Instructions to follow
Which lines hold the string "والر"? Copy every one of them.

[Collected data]
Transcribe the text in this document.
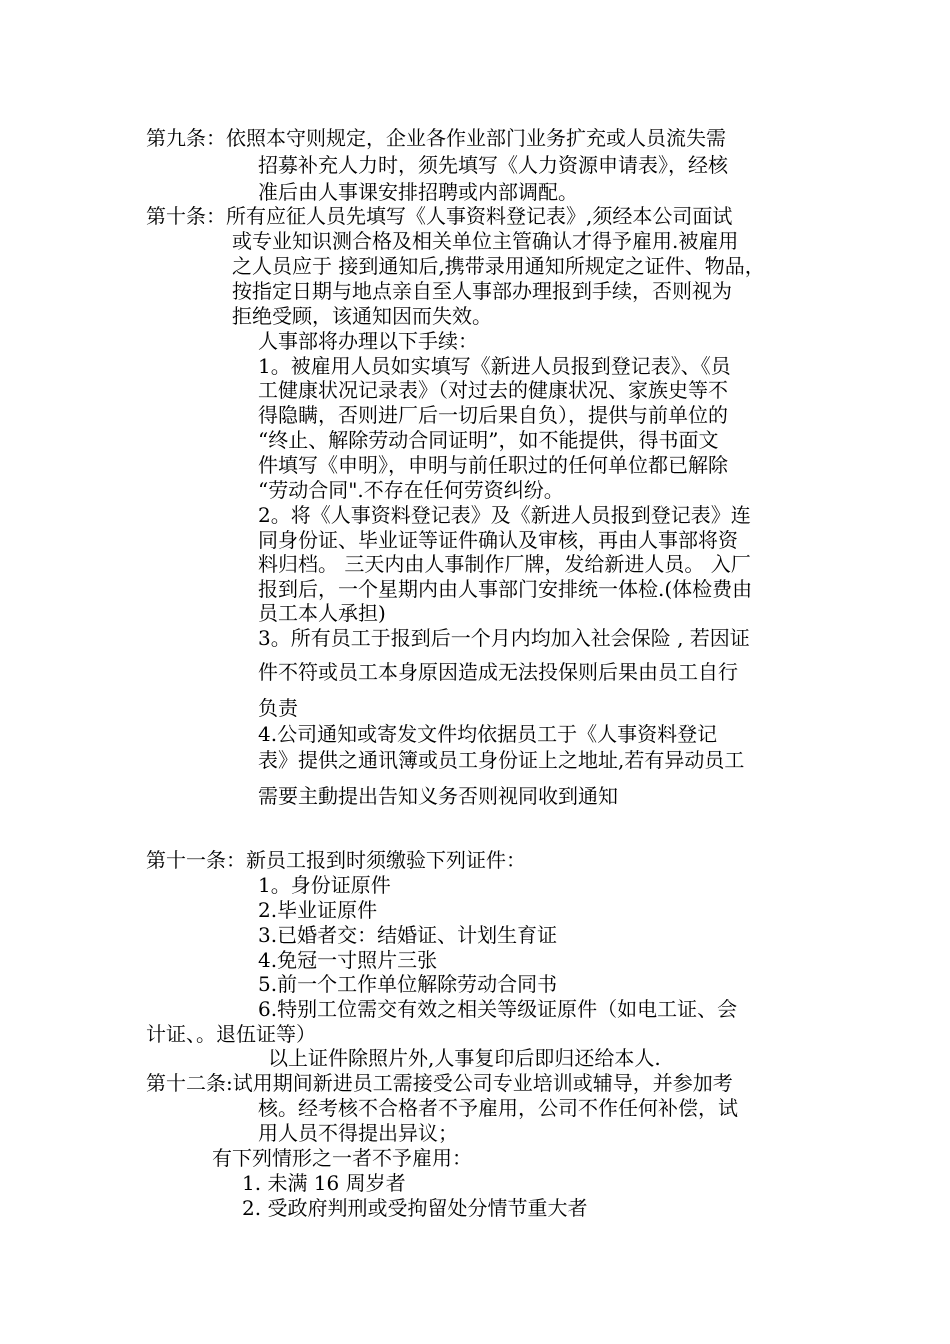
第九条：依照本守则规定，企业各作业部门业务扩充或人员流失需
招募补充人力时，须先填写《人力资源申请表》，经核
准后由人事课安排招聘或内部调配。
第十条：所有应征人员先填写《人事资料登记表》,须经本公司面试
或专业知识测合格及相关单位主管确认才得予雇用.被雇用
之人员应于 接到通知后,携带录用通知所规定之证件、物品，
按指定日期与地点亲自至人事部办理报到手续，否则视为
拒绝受顾，该通知因而失效。
人事部将办理以下手续：
1。被雇用人员如实填写《新进人员报到登记表》、《员
工健康状况记录表》（对过去的健康状况、家族史等不
得隐瞒，否则进厂后一切后果自负），提供与前单位的
“终止、解除劳动合同证明”，如不能提供，得书面文
件填写《申明》，申明与前任职过的任何单位都已解除
“劳动合同".不存在任何劳资纠纷。
2。将《人事资料登记表》及《新进人员报到登记表》连
同身份证、毕业证等证件确认及审核，再由人事部将资
料归档。 三天内由人事制作厂牌，发给新进人员。 入厂
报到后，一个星期内由人事部门安排统一体检.(体检费由
员工本人承担)
3。所有员工于报到后一个月内均加入社会保险 , 若因证
件不符或员工本身原因造成无法投保则后果由员工自行
负责
4.公司通知或寄发文件均依据员工于《人事资料登记
表》提供之通讯簿或员工身份证上之地址,若有异动员工
需要主動提出告知义务否则视同收到通知
第十一条：新员工报到时须缴验下列证件：
1。身份证原件
2.毕业证原件
3.已婚者交：结婚证、计划生育证
4.免冠一寸照片三张
5.前一个工作单位解除劳动合同书
6.特别工位需交有效之相关等级证原件（如电工证、会
计证、。退伍证等）
以上证件除照片外,人事复印后即归还给本人.
第十二条:试用期间新进员工需接受公司专业培训或辅导，并参加考
核。经考核不合格者不予雇用，公司不作任何补偿，试
用人员不得提出异议；
有下列情形之一者不予雇用：
1. 未满 16 周岁者
2. 受政府判刑或受拘留处分情节重大者
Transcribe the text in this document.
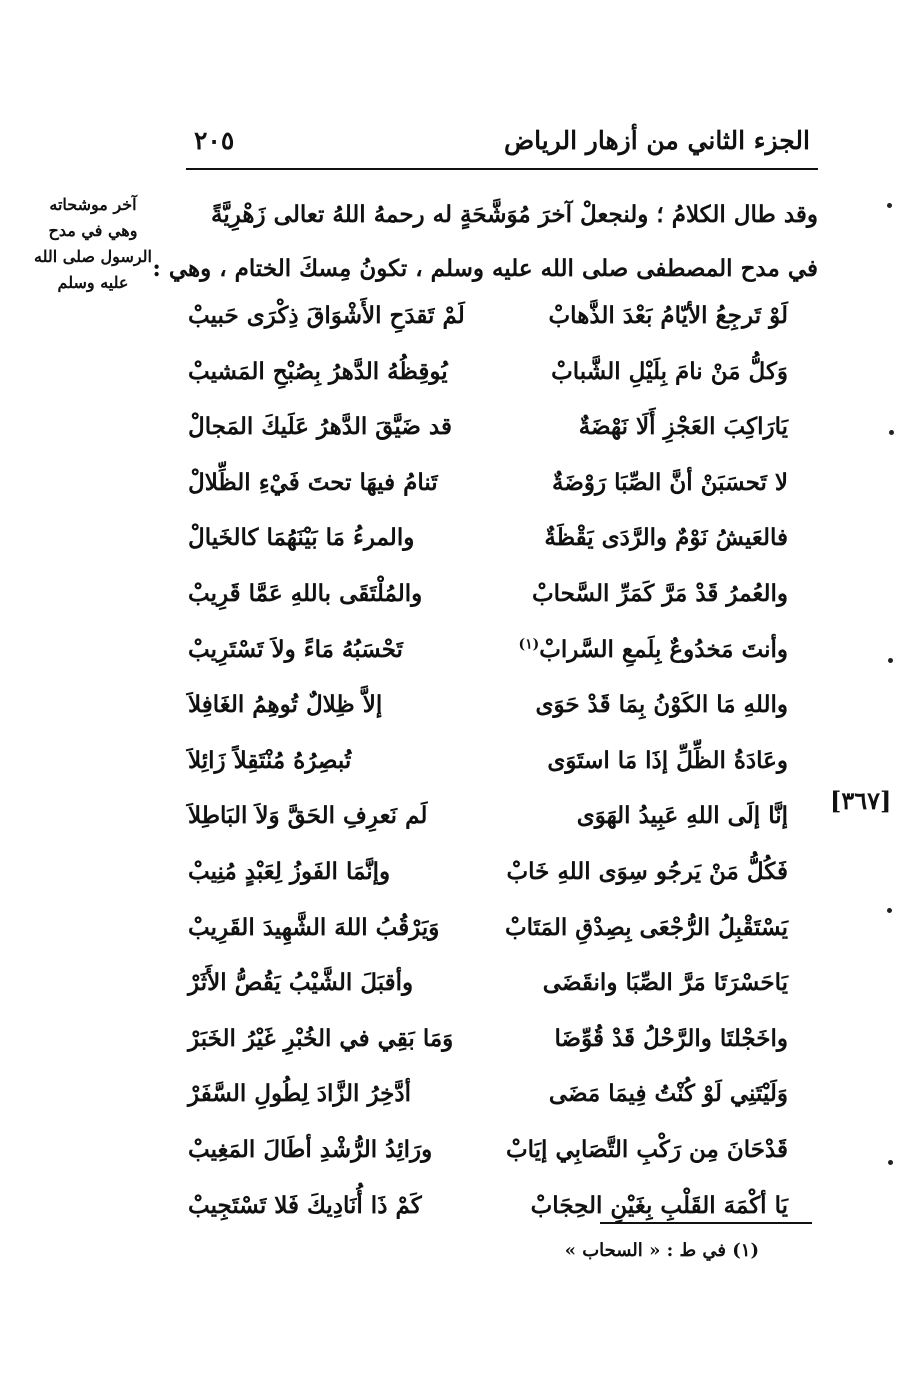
الجزء الثاني من أزهار الرياض
٢٠٥
آخر موشحاته
وهي في مدح
الرسول صلى الله
عليه وسلم
[٣٦٧]
وقد طال الكلامُ ؛ ولنجعلْ آخرَ مُوَشَّحَةٍ له رحمهُ اللهُ تعالى زَهْرِيَّةً
في مدح المصطفى صلى الله عليه وسلم ، تكونُ مِسكَ الختام ، وهي :
لَوْ تَرجِعُ الأيّامُ بَعْدَ الذَّهابْ
لَمْ تَقدَحِ الأَشْوَاقَ ذِكْرَى حَبيبْ
وَكلُّ مَنْ نامَ بِلَيْلِ الشَّبابْ
يُوقِظُهُ الدَّهرُ بِصُبْحِ المَشيبْ
يَارَاكِبَ العَجْزِ أَلَا نَهْضَةٌ
قد ضَيَّقَ الدَّهرُ عَلَيكَ المَجالْ
لا تَحسَبَنْ أنَّ الصِّبَا رَوْضَةٌ
تَنامُ فيهَا تحتَ فَيْءِ الظِّلالْ
فالعَيشُ نَوْمٌ والرَّدَى يَقْظَةٌ
والمرءُ مَا بَيْنَهُمَا كالخَيالْ
والعُمرُ قَدْ مَرَّ كَمَرِّ السَّحابْ
والمُلْتَقَى باللهِ عَمَّا قَرِيبْ
وأنتَ مَخدُوعٌ بِلَمعِ السَّرابْ$^{(١)}$
تَحْسَبُهُ مَاءً ولاَ تَسْتَرِيبْ
واللهِ مَا الكَوْنُ بِمَا قَدْ حَوَى
إلاَّ ظِلالٌ تُوهِمُ الغَافِلاَ
وعَادَةُ الظِّلِّ إذَا مَا استَوَى
تُبصِرُهُ مُنْتَقِلاً زَائِلاَ
إنَّا إلَى اللهِ عَبِيدُ الهَوَى
لَم نَعرِفِ الحَقَّ وَلاَ البَاطِلاَ
فَكُلُّ مَنْ يَرجُو سِوَى اللهِ خَابْ
وإنَّمَا الفَوزُ لِعَبْدٍ مُنِيبْ
يَسْتَقْبِلُ الرُّجْعَى بِصِدْقِ المَتَابْ
وَيَرْقُبُ اللهَ الشَّهِيدَ القَرِيبْ
يَاحَسْرَتَا مَرَّ الصِّبَا وانقَضَى
وأقبَلَ الشَّيْبُ يَقُصُّ الأَثَرْ
واخَجْلتَا والرَّحْلُ قَدْ قُوِّضَا
وَمَا بَقِي في الخُبْرِ غَيْرُ الخَبَرْ
وَلَيْتَنِي لَوْ كُنْتُ فِيمَا مَضَى
أدَّخِرُ الزَّادَ لِطُولِ السَّفَرْ
قَدْحَانَ مِن رَكْبِ التَّصَابِي إيَابْ
ورَائِدُ الرُّشْدِ أطَالَ المَغِيبْ
يَا أكْمَهَ القَلْبِ بِغَيْنِ الحِجَابْ
كَمْ ذَا أُنَادِيكَ فَلا تَسْتَجِيبْ
(١) في ط : « السحاب »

Response to this exercise
فالعَيشُ نَوْمٌ والرَّدَى يَقْظَةٌ
واخَجْلتَا والرَّحْلُ قَدْ قُوِّضَا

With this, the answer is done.